Start Information given

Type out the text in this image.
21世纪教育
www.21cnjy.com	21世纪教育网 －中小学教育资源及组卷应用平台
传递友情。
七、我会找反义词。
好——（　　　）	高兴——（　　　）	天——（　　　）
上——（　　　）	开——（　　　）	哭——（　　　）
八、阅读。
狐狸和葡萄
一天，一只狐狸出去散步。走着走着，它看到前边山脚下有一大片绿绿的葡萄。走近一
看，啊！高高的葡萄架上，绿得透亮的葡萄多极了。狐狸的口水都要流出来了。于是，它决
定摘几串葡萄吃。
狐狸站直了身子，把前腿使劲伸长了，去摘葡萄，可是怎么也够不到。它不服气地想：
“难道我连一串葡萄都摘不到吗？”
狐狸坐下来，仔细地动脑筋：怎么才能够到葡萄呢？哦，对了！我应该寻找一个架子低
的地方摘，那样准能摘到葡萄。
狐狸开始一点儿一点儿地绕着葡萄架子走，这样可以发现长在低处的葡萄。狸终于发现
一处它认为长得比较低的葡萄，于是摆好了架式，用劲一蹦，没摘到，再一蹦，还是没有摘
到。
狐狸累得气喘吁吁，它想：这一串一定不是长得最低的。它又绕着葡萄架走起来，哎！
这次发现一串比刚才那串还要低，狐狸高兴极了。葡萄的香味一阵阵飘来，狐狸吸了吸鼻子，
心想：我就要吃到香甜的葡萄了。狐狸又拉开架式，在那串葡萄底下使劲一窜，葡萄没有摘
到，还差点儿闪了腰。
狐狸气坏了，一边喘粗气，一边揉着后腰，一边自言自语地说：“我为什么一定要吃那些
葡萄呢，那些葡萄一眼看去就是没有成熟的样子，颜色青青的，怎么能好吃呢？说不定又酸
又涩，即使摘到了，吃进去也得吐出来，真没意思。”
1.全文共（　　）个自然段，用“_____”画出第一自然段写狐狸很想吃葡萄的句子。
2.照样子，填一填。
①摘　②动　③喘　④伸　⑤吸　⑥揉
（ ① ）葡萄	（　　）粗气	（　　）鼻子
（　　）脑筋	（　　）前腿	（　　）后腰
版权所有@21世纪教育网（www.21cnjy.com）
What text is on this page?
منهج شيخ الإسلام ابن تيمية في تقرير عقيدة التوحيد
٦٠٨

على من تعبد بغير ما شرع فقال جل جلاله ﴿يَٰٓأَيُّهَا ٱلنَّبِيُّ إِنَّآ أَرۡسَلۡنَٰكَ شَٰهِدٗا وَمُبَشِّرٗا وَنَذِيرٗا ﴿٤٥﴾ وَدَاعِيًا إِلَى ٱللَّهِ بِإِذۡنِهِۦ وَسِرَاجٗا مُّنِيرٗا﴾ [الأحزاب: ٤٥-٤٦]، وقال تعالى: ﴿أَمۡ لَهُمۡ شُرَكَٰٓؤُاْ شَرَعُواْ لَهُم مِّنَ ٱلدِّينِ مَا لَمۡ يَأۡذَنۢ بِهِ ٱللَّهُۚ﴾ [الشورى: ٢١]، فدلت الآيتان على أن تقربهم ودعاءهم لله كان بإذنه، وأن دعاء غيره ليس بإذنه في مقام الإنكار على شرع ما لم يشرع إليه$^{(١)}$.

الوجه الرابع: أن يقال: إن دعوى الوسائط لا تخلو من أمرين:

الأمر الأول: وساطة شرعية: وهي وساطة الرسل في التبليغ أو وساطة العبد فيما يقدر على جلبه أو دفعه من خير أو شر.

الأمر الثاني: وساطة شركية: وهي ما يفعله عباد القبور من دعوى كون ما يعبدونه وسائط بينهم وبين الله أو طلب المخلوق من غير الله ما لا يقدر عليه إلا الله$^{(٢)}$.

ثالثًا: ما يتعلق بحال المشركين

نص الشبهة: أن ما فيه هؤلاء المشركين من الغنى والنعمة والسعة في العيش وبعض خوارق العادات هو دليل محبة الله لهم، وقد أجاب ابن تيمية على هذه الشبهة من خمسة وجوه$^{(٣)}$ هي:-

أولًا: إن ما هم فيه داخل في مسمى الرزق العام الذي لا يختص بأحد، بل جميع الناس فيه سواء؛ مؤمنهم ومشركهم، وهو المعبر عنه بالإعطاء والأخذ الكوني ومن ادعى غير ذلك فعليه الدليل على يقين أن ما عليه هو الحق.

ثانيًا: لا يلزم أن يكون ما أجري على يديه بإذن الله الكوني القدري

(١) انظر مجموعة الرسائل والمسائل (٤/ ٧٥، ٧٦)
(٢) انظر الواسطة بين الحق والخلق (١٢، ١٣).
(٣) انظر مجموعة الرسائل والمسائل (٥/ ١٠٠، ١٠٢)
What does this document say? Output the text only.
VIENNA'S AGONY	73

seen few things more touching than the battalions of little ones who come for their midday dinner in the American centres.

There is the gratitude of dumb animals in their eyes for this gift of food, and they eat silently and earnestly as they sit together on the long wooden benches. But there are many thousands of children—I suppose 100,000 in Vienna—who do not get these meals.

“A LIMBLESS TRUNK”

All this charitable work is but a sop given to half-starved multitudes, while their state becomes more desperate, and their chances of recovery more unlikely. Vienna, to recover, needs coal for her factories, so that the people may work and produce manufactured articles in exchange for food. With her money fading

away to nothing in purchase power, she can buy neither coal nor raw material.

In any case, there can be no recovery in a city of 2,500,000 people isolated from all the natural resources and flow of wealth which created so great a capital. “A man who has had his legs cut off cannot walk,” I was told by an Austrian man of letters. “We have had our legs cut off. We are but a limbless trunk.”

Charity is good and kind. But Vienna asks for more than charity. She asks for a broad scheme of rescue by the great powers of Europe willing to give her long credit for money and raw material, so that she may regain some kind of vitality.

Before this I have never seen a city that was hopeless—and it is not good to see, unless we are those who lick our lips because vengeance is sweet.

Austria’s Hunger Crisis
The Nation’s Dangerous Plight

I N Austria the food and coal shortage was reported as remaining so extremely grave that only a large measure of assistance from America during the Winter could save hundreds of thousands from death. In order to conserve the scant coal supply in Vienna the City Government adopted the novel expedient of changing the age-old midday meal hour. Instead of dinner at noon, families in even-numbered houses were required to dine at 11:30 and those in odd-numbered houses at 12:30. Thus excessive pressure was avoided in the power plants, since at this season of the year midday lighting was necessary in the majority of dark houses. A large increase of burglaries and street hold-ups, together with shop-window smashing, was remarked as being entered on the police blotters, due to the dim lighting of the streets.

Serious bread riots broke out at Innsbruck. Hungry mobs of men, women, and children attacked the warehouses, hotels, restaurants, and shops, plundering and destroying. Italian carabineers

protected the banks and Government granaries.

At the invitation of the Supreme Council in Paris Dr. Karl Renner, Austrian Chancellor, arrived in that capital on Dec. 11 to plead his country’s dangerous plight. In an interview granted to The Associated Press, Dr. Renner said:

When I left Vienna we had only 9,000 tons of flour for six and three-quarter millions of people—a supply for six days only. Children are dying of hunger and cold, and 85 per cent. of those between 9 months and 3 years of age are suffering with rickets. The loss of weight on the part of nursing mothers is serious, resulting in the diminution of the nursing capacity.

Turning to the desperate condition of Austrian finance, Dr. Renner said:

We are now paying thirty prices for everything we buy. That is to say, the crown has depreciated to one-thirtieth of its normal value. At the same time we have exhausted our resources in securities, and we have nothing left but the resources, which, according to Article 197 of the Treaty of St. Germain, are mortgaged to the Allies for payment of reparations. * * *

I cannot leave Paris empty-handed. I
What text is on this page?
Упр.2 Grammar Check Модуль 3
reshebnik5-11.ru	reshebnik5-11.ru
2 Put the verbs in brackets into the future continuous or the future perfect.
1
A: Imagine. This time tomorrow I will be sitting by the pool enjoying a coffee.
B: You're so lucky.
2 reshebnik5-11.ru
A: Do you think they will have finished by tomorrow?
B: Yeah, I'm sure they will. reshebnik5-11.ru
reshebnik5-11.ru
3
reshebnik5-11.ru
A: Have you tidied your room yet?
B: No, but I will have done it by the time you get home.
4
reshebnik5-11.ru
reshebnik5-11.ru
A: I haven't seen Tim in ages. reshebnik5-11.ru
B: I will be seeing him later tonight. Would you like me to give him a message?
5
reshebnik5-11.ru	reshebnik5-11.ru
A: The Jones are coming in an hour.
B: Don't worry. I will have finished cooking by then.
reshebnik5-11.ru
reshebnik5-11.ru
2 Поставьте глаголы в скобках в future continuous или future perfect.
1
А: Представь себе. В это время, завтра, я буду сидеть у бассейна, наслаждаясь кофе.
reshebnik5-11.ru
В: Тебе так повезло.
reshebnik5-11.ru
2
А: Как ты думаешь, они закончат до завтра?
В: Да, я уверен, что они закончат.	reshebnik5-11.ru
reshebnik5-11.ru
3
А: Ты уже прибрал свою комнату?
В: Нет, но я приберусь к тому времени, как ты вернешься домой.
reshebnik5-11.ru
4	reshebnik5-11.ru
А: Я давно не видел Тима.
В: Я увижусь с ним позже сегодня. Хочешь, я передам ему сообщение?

End Information given

Goal: Go through the data above and find the lines with the word "said". Copy each of those lines.

Answer for this exercise:
At the invitation of the Supreme Council in Paris Dr. Karl Renner, Austrian Chancellor, arrived in that capital on Dec. 11 to plead his country’s dangerous plight. In an interview granted to The Associated Press, Dr. Renner said:
Turning to the desperate condition of Austrian finance, Dr. Renner said:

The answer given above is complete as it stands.